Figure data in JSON
** begin **

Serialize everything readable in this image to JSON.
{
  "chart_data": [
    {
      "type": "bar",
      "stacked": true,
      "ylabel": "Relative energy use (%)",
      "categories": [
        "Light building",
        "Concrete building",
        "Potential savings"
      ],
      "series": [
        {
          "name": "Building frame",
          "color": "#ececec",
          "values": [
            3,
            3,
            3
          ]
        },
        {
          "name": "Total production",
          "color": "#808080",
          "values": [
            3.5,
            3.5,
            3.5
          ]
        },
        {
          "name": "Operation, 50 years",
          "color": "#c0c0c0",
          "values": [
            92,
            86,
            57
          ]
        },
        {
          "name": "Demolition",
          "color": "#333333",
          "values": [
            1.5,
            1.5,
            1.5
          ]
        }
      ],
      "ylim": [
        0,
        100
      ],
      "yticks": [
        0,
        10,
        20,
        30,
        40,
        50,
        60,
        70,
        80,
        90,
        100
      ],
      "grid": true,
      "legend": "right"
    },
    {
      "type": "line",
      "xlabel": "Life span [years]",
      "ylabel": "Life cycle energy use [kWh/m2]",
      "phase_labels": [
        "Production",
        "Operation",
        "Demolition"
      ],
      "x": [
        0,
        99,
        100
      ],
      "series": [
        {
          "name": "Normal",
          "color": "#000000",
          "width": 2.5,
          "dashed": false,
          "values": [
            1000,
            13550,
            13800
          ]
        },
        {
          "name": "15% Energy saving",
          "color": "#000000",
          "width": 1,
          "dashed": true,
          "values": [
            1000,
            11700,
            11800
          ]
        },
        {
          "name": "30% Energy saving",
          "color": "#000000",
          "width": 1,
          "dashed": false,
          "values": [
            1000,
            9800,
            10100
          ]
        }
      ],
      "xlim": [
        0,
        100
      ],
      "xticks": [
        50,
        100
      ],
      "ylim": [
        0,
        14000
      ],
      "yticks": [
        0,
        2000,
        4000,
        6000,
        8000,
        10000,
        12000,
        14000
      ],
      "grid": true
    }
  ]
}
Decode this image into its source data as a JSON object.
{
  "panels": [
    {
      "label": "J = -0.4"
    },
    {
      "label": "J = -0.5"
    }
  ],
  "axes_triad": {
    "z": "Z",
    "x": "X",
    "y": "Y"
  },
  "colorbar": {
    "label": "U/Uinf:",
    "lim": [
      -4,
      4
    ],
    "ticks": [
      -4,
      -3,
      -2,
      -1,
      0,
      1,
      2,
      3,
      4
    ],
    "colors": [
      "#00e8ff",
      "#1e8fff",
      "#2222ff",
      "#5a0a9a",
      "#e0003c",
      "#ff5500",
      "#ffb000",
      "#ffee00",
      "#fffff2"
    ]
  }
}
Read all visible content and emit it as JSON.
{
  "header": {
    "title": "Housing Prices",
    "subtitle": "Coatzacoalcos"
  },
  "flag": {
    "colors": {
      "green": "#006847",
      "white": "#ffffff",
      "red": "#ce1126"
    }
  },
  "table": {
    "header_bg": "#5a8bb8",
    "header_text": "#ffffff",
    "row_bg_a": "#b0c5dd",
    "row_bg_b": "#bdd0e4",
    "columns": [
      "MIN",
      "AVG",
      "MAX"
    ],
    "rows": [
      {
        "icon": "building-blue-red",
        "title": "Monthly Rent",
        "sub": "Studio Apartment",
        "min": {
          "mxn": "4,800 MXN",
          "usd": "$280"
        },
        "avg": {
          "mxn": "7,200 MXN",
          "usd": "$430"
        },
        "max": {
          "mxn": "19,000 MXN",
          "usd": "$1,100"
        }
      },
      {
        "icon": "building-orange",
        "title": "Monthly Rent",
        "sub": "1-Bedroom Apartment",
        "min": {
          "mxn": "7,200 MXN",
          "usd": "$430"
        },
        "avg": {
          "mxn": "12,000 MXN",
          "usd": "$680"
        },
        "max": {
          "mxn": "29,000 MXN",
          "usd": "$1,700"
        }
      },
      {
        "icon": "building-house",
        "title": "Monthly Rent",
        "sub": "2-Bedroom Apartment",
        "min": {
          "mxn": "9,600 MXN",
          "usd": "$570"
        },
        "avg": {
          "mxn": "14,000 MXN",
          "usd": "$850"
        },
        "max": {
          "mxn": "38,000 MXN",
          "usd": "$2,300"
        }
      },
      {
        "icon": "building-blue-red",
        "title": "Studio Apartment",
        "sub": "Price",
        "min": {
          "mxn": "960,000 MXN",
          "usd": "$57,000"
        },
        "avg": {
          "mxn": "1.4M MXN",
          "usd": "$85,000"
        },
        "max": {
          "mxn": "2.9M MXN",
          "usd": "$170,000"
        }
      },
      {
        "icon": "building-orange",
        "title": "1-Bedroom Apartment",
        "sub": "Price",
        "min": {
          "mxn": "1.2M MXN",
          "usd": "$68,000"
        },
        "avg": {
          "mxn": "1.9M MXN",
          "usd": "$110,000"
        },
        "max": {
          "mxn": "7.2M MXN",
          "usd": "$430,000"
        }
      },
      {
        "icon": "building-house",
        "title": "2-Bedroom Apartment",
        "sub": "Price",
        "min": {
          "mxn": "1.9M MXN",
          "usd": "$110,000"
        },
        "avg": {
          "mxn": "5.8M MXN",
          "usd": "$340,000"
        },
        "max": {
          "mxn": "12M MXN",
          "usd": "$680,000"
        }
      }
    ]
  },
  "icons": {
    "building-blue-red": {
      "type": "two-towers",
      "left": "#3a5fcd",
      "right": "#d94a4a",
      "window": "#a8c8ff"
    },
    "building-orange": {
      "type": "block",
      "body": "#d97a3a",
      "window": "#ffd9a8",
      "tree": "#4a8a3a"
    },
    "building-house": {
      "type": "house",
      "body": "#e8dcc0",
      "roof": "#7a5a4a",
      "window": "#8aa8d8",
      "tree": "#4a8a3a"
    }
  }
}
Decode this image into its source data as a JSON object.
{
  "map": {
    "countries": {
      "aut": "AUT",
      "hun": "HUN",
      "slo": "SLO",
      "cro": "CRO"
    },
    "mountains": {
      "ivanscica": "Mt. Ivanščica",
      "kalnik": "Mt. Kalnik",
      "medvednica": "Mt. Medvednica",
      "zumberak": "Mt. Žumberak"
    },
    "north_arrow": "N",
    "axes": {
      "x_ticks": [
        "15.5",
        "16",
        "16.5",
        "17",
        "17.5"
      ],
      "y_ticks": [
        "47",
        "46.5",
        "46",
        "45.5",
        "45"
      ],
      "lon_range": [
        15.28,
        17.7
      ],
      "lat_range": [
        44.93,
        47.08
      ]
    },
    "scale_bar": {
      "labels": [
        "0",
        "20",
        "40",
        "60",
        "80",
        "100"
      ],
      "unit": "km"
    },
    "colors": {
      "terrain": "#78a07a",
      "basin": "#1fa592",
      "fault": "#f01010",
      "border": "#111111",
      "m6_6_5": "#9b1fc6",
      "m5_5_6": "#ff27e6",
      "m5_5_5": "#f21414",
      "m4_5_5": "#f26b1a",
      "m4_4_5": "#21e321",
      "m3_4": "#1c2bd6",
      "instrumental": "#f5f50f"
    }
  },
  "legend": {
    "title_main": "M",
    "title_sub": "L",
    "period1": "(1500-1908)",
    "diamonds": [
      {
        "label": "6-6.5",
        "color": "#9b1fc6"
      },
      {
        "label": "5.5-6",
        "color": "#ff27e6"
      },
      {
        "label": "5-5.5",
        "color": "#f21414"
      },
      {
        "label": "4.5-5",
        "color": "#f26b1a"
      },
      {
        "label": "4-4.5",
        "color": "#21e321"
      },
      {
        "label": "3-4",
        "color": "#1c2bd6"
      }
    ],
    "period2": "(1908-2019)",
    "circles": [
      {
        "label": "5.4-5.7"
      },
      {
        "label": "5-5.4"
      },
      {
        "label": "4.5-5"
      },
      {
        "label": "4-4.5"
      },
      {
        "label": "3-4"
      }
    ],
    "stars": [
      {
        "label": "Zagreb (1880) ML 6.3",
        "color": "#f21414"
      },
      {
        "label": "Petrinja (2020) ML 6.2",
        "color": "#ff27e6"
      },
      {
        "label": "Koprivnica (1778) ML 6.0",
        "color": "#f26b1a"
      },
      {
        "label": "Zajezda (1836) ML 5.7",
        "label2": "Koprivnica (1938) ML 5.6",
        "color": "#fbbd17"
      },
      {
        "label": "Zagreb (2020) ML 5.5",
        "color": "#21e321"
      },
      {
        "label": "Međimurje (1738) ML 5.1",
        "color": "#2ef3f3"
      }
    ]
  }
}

** end **

▶ **PROBLEM DESCRIPTION**: Report the number of lines holding the string "Koprivnica", without any other words.

▶ **RESPONSE BELOW**: 2